TASK DATA:
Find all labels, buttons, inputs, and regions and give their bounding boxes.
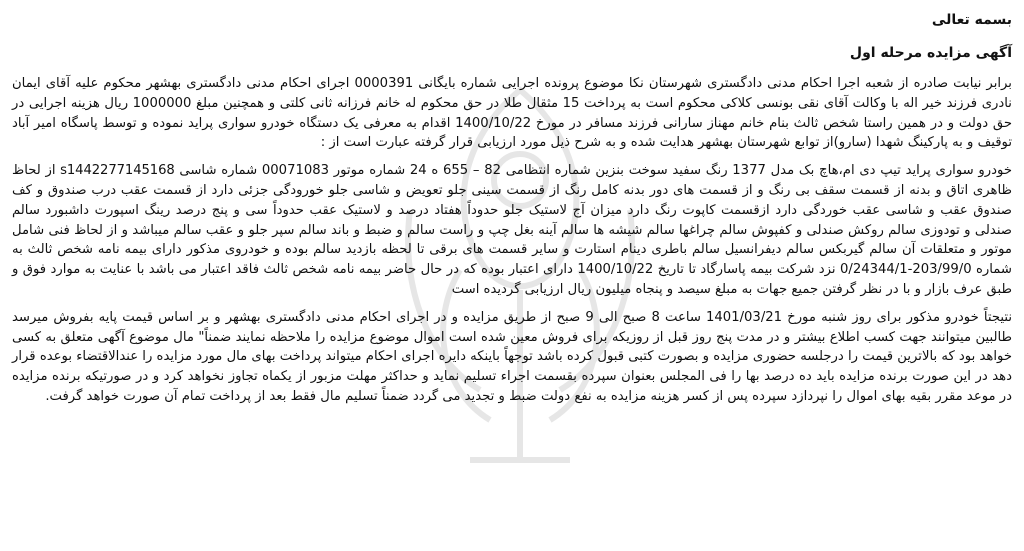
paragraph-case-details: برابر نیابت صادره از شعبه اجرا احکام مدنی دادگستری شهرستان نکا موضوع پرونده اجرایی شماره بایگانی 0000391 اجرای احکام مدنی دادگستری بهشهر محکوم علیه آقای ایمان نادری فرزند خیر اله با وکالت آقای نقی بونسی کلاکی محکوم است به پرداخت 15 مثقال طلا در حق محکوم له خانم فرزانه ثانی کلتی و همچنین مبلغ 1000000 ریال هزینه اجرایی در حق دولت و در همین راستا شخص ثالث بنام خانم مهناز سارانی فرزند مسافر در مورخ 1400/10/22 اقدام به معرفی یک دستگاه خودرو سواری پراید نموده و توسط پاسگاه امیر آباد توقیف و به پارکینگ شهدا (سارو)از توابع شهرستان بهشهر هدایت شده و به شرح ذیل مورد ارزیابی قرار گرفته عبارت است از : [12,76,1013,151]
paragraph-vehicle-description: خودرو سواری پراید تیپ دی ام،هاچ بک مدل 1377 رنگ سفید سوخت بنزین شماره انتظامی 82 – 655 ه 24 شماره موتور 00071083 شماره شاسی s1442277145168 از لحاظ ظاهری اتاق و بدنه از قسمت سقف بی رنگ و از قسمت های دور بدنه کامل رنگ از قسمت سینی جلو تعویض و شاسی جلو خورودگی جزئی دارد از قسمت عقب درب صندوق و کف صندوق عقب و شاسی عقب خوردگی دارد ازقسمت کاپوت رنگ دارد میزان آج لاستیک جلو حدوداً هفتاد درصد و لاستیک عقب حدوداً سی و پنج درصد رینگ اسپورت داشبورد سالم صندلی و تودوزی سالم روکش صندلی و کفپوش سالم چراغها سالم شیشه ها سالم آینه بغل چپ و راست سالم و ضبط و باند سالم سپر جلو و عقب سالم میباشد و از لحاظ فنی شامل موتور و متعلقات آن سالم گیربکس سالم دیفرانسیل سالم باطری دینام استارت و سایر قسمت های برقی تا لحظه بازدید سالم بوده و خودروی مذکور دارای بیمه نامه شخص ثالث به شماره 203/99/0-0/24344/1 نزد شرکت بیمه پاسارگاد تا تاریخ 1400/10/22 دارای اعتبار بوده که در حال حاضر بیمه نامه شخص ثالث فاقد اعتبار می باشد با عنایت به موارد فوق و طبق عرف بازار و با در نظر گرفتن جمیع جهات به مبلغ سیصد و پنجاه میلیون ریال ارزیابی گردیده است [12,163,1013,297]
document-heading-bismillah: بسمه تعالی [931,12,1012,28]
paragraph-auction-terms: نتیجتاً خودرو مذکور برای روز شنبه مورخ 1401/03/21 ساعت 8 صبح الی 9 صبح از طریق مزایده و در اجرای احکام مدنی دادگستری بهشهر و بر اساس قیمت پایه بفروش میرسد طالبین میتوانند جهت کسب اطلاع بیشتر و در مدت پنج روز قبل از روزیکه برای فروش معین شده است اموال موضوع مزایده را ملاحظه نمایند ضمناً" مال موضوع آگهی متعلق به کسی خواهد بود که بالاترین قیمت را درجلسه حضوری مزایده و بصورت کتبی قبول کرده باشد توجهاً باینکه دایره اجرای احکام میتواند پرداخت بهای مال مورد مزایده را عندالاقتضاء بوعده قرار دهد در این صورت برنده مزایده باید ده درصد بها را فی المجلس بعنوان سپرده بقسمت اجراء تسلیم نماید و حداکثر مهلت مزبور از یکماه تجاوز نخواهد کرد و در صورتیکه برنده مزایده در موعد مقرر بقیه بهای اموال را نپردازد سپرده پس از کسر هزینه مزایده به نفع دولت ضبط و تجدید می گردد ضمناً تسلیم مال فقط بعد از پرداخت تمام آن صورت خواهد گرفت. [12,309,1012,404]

OBJECTIVE: Reproduce every line of the material above word for word, leaving out the picture.

OUTPUT FOR THIS TASK:
Find all labels, buttons, inputs, and regions and give their bounding boxes.
paragraph-case-details: برابر نیابت صادره از شعبه اجرا احکام مدنی دادگستری شهرستان نکا موضوع پرونده اجرایی شماره بایگانی 0000391 اجرای احکام مدنی دادگستری بهشهر محکوم علیه آقای ایمان نادری فرزند خیر اله با وکالت آقای نقی بونسی کلاکی محکوم است به پرداخت 15 مثقال طلا در حق محکوم له خانم فرزانه ثانی کلتی و همچنین مبلغ 1000000 ریال هزینه اجرایی در حق دولت و در همین راستا شخص ثالث بنام خانم مهناز سارانی فرزند مسافر در مورخ 1400/10/22 اقدام به معرفی یک دستگاه خودرو سواری پراید نموده و توسط پاسگاه امیر آباد توقیف و به پارکینگ شهدا (سارو)از توابع شهرستان بهشهر هدایت شده و به شرح ذیل مورد ارزیابی قرار گرفته عبارت است از : [12,76,1013,151]
paragraph-vehicle-description: خودرو سواری پراید تیپ دی ام،هاچ بک مدل 1377 رنگ سفید سوخت بنزین شماره انتظامی 82 – 655 ه 24 شماره موتور 00071083 شماره شاسی s1442277145168 از لحاظ ظاهری اتاق و بدنه از قسمت سقف بی رنگ و از قسمت های دور بدنه کامل رنگ از قسمت سینی جلو تعویض و شاسی جلو خورودگی جزئی دارد از قسمت عقب درب صندوق و کف صندوق عقب و شاسی عقب خوردگی دارد ازقسمت کاپوت رنگ دارد میزان آج لاستیک جلو حدوداً هفتاد درصد و لاستیک عقب حدوداً سی و پنج درصد رینگ اسپورت داشبورد سالم صندلی و تودوزی سالم روکش صندلی و کفپوش سالم چراغها سالم شیشه ها سالم آینه بغل چپ و راست سالم و ضبط و باند سالم سپر جلو و عقب سالم میباشد و از لحاظ فنی شامل موتور و متعلقات آن سالم گیربکس سالم دیفرانسیل سالم باطری دینام استارت و سایر قسمت های برقی تا لحظه بازدید سالم بوده و خودروی مذکور دارای بیمه نامه شخص ثالث به شماره 203/99/0-0/24344/1 نزد شرکت بیمه پاسارگاد تا تاریخ 1400/10/22 دارای اعتبار بوده که در حال حاضر بیمه نامه شخص ثالث فاقد اعتبار می باشد با عنایت به موارد فوق و طبق عرف بازار و با در نظر گرفتن جمیع جهات به مبلغ سیصد و پنجاه میلیون ریال ارزیابی گردیده است [12,163,1013,297]
document-heading-bismillah: بسمه تعالی [931,12,1012,28]
paragraph-auction-terms: نتیجتاً خودرو مذکور برای روز شنبه مورخ 1401/03/21 ساعت 8 صبح الی 9 صبح از طریق مزایده و در اجرای احکام مدنی دادگستری بهشهر و بر اساس قیمت پایه بفروش میرسد طالبین میتوانند جهت کسب اطلاع بیشتر و در مدت پنج روز قبل از روزیکه برای فروش معین شده است اموال موضوع مزایده را ملاحظه نمایند ضمناً" مال موضوع آگهی متعلق به کسی خواهد بود که بالاترین قیمت را درجلسه حضوری مزایده و بصورت کتبی قبول کرده باشد توجهاً باینکه دایره اجرای احکام میتواند پرداخت بهای مال مورد مزایده را عندالاقتضاء بوعده قرار دهد در این صورت برنده مزایده باید ده درصد بها را فی المجلس بعنوان سپرده بقسمت اجراء تسلیم نماید و حداکثر مهلت مزبور از یکماه تجاوز نخواهد کرد و در صورتیکه برنده مزایده در موعد مقرر بقیه بهای اموال را نپردازد سپرده پس از کسر هزینه مزایده به نفع دولت ضبط و تجدید می گردد ضمناً تسلیم مال فقط بعد از پرداخت تمام آن صورت خواهد گرفت. [12,309,1012,404]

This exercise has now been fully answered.